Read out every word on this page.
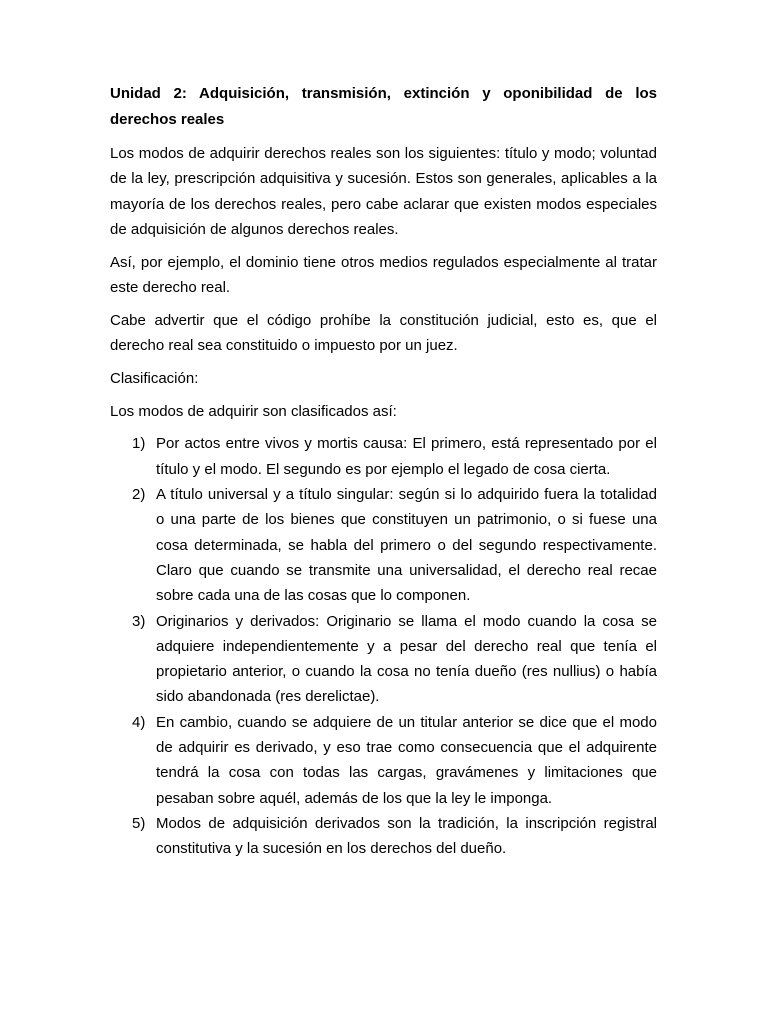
Unidad 2: Adquisición, transmisión, extinción y oponibilidad de los derechos reales

Los modos de adquirir derechos reales son los siguientes: título y modo; voluntad de la ley, prescripción adquisitiva y sucesión. Estos son generales, aplicables a la mayoría de los derechos reales, pero cabe aclarar que existen modos especiales de adquisición de algunos derechos reales.

Así, por ejemplo, el dominio tiene otros medios regulados especialmente al tratar este derecho real.

Cabe advertir que el código prohíbe la constitución judicial, esto es, que el derecho real sea constituido o impuesto por un juez.

Clasificación:

Los modos de adquirir son clasificados así:

1) Por actos entre vivos y mortis causa: El primero, está representado por el título y el modo. El segundo es por ejemplo el legado de cosa cierta.
2) A título universal y a título singular: según si lo adquirido fuera la totalidad o una parte de los bienes que constituyen un patrimonio, o si fuese una cosa determinada, se habla del primero o del segundo respectivamente. Claro que cuando se transmite una universalidad, el derecho real recae sobre cada una de las cosas que lo componen.
3) Originarios y derivados: Originario se llama el modo cuando la cosa se adquiere independientemente y a pesar del derecho real que tenía el propietario anterior, o cuando la cosa no tenía dueño (res nullius) o había sido abandonada (res derelictae).
4) En cambio, cuando se adquiere de un titular anterior se dice que el modo de adquirir es derivado, y eso trae como consecuencia que el adquirente tendrá la cosa con todas las cargas, gravámenes y limitaciones que pesaban sobre aquél, además de los que la ley le imponga.
5) Modos de adquisición derivados son la tradición, la inscripción registral constitutiva y la sucesión en los derechos del dueño.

######

▶ [Task]: Filter the listing above by the word "sucesión"; copy each line that passes.

▶ [Response to this task]:
Los modos de adquirir derechos reales son los siguientes: título y modo; voluntad de la ley, prescripción adquisitiva y sucesión. Estos son generales, aplicables a la mayoría de los derechos reales, pero cabe aclarar que existen modos especiales de adquisición de algunos derechos reales.
5) Modos de adquisición derivados son la tradición, la inscripción registral constitutiva y la sucesión en los derechos del dueño.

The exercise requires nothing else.